%%

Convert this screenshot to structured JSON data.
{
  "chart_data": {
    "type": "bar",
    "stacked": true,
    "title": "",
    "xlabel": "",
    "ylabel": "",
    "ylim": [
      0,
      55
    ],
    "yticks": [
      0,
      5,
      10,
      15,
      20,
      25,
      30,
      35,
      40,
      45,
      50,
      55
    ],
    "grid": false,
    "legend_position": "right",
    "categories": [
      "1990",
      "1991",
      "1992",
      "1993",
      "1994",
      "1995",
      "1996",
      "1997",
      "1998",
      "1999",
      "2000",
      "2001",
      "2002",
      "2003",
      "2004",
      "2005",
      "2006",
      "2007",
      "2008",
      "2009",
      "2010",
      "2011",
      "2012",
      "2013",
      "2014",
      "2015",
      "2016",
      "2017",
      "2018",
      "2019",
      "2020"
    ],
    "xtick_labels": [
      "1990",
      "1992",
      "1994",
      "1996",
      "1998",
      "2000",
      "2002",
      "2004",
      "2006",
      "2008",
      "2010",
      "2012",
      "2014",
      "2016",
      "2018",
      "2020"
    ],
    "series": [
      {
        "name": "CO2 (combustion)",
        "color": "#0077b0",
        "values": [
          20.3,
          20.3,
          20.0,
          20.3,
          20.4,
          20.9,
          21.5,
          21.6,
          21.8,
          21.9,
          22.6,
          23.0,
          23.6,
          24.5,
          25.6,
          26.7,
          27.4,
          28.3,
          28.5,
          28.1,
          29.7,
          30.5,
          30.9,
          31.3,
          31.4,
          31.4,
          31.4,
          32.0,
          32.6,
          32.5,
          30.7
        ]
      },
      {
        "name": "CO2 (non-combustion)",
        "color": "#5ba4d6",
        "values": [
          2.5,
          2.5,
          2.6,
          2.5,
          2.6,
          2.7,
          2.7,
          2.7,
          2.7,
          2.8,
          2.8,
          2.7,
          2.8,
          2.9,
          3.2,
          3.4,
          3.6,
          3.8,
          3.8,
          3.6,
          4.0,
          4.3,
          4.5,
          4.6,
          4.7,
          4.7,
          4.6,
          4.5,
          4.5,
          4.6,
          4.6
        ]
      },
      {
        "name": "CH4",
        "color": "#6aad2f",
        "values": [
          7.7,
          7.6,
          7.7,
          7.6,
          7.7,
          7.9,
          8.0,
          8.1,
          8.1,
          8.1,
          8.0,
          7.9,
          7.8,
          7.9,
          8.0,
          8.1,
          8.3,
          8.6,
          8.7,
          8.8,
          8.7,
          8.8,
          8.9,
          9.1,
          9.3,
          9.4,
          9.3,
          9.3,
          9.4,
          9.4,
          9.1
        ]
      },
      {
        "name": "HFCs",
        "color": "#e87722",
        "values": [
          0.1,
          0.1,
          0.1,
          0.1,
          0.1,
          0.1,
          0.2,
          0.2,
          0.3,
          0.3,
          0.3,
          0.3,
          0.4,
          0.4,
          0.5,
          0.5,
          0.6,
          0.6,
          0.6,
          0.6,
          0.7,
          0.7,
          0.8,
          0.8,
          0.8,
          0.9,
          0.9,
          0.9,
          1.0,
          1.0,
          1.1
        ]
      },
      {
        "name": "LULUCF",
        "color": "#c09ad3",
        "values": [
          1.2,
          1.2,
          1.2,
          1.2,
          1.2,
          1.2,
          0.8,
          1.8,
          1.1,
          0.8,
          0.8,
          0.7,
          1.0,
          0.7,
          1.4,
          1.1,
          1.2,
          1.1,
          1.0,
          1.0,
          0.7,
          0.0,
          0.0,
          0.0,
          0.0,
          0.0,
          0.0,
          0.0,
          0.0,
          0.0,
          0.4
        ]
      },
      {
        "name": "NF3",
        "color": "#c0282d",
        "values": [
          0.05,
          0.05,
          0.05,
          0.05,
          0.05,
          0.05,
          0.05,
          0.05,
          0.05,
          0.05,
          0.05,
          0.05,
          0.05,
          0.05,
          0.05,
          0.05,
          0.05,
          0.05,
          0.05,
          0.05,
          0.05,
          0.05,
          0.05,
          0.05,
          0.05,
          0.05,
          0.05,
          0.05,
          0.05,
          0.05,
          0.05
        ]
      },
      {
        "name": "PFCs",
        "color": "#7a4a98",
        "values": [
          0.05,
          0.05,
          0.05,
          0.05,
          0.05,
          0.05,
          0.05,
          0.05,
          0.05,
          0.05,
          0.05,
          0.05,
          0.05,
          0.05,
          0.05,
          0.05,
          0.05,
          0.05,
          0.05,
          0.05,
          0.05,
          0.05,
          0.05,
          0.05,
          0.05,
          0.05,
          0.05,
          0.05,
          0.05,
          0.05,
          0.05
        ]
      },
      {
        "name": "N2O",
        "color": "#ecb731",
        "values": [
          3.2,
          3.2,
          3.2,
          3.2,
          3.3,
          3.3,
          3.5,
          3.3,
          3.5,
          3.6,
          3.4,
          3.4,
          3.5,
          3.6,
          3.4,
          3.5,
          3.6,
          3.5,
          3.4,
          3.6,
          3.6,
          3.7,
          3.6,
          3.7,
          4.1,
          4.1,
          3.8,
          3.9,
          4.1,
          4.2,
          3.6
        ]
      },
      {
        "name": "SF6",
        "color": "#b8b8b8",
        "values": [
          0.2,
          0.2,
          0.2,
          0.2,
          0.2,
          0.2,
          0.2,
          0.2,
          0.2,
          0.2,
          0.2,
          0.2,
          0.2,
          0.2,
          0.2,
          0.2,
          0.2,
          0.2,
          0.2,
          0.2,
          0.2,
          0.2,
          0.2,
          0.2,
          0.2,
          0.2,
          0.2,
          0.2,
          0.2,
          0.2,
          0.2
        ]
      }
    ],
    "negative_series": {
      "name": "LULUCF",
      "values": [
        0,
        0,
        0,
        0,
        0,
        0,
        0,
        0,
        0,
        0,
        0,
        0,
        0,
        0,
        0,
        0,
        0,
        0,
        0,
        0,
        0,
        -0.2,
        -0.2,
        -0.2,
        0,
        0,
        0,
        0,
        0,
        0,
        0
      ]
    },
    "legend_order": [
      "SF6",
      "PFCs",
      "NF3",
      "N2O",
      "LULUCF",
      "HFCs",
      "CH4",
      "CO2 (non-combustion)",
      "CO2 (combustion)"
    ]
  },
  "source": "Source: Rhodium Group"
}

%%

Copy the material above, line for line.

Convert this screenshot to structured JSON data.
{
  "chart_data": {
    "type": "bar",
    "stacked": true,
    "title": "",
    "xlabel": "",
    "ylabel": "",
    "ylim": [
      0,
      55
    ],
    "yticks": [
      0,
      5,
      10,
      15,
      20,
      25,
      30,
      35,
      40,
      45,
      50,
      55
    ],
    "grid": false,
    "legend_position": "right",
    "categories": [
      "1990",
      "1991",
      "1992",
      "1993",
      "1994",
      "1995",
      "1996",
      "1997",
      "1998",
      "1999",
      "2000",
      "2001",
      "2002",
      "2003",
      "2004",
      "2005",
      "2006",
      "2007",
      "2008",
      "2009",
      "2010",
      "2011",
      "2012",
      "2013",
      "2014",
      "2015",
      "2016",
      "2017",
      "2018",
      "2019",
      "2020"
    ],
    "xtick_labels": [
      "1990",
      "1992",
      "1994",
      "1996",
      "1998",
      "2000",
      "2002",
      "2004",
      "2006",
      "2008",
      "2010",
      "2012",
      "2014",
      "2016",
      "2018",
      "2020"
    ],
    "series": [
      {
        "name": "CO2 (combustion)",
        "color": "#0077b0",
        "values": [
          20.3,
          20.3,
          20.0,
          20.3,
          20.4,
          20.9,
          21.5,
          21.6,
          21.8,
          21.9,
          22.6,
          23.0,
          23.6,
          24.5,
          25.6,
          26.7,
          27.4,
          28.3,
          28.5,
          28.1,
          29.7,
          30.5,
          30.9,
          31.3,
          31.4,
          31.4,
          31.4,
          32.0,
          32.6,
          32.5,
          30.7
        ]
      },
      {
        "name": "CO2 (non-combustion)",
        "color": "#5ba4d6",
        "values": [
          2.5,
          2.5,
          2.6,
          2.5,
          2.6,
          2.7,
          2.7,
          2.7,
          2.7,
          2.8,
          2.8,
          2.7,
          2.8,
          2.9,
          3.2,
          3.4,
          3.6,
          3.8,
          3.8,
          3.6,
          4.0,
          4.3,
          4.5,
          4.6,
          4.7,
          4.7,
          4.6,
          4.5,
          4.5,
          4.6,
          4.6
        ]
      },
      {
        "name": "CH4",
        "color": "#6aad2f",
        "values": [
          7.7,
          7.6,
          7.7,
          7.6,
          7.7,
          7.9,
          8.0,
          8.1,
          8.1,
          8.1,
          8.0,
          7.9,
          7.8,
          7.9,
          8.0,
          8.1,
          8.3,
          8.6,
          8.7,
          8.8,
          8.7,
          8.8,
          8.9,
          9.1,
          9.3,
          9.4,
          9.3,
          9.3,
          9.4,
          9.4,
          9.1
        ]
      },
      {
        "name": "HFCs",
        "color": "#e87722",
        "values": [
          0.1,
          0.1,
          0.1,
          0.1,
          0.1,
          0.1,
          0.2,
          0.2,
          0.3,
          0.3,
          0.3,
          0.3,
          0.4,
          0.4,
          0.5,
          0.5,
          0.6,
          0.6,
          0.6,
          0.6,
          0.7,
          0.7,
          0.8,
          0.8,
          0.8,
          0.9,
          0.9,
          0.9,
          1.0,
          1.0,
          1.1
        ]
      },
      {
        "name": "LULUCF",
        "color": "#c09ad3",
        "values": [
          1.2,
          1.2,
          1.2,
          1.2,
          1.2,
          1.2,
          0.8,
          1.8,
          1.1,
          0.8,
          0.8,
          0.7,
          1.0,
          0.7,
          1.4,
          1.1,
          1.2,
          1.1,
          1.0,
          1.0,
          0.7,
          0.0,
          0.0,
          0.0,
          0.0,
          0.0,
          0.0,
          0.0,
          0.0,
          0.0,
          0.4
        ]
      },
      {
        "name": "NF3",
        "color": "#c0282d",
        "values": [
          0.05,
          0.05,
          0.05,
          0.05,
          0.05,
          0.05,
          0.05,
          0.05,
          0.05,
          0.05,
          0.05,
          0.05,
          0.05,
          0.05,
          0.05,
          0.05,
          0.05,
          0.05,
          0.05,
          0.05,
          0.05,
          0.05,
          0.05,
          0.05,
          0.05,
          0.05,
          0.05,
          0.05,
          0.05,
          0.05,
          0.05
        ]
      },
      {
        "name": "PFCs",
        "color": "#7a4a98",
        "values": [
          0.05,
          0.05,
          0.05,
          0.05,
          0.05,
          0.05,
          0.05,
          0.05,
          0.05,
          0.05,
          0.05,
          0.05,
          0.05,
          0.05,
          0.05,
          0.05,
          0.05,
          0.05,
          0.05,
          0.05,
          0.05,
          0.05,
          0.05,
          0.05,
          0.05,
          0.05,
          0.05,
          0.05,
          0.05,
          0.05,
          0.05
        ]
      },
      {
        "name": "N2O",
        "color": "#ecb731",
        "values": [
          3.2,
          3.2,
          3.2,
          3.2,
          3.3,
          3.3,
          3.5,
          3.3,
          3.5,
          3.6,
          3.4,
          3.4,
          3.5,
          3.6,
          3.4,
          3.5,
          3.6,
          3.5,
          3.4,
          3.6,
          3.6,
          3.7,
          3.6,
          3.7,
          4.1,
          4.1,
          3.8,
          3.9,
          4.1,
          4.2,
          3.6
        ]
      },
      {
        "name": "SF6",
        "color": "#b8b8b8",
        "values": [
          0.2,
          0.2,
          0.2,
          0.2,
          0.2,
          0.2,
          0.2,
          0.2,
          0.2,
          0.2,
          0.2,
          0.2,
          0.2,
          0.2,
          0.2,
          0.2,
          0.2,
          0.2,
          0.2,
          0.2,
          0.2,
          0.2,
          0.2,
          0.2,
          0.2,
          0.2,
          0.2,
          0.2,
          0.2,
          0.2,
          0.2
        ]
      }
    ],
    "negative_series": {
      "name": "LULUCF",
      "values": [
        0,
        0,
        0,
        0,
        0,
        0,
        0,
        0,
        0,
        0,
        0,
        0,
        0,
        0,
        0,
        0,
        0,
        0,
        0,
        0,
        0,
        -0.2,
        -0.2,
        -0.2,
        0,
        0,
        0,
        0,
        0,
        0,
        0
      ]
    },
    "legend_order": [
      "SF6",
      "PFCs",
      "NF3",
      "N2O",
      "LULUCF",
      "HFCs",
      "CH4",
      "CO2 (non-combustion)",
      "CO2 (combustion)"
    ]
  },
  "source": "Source: Rhodium Group"
}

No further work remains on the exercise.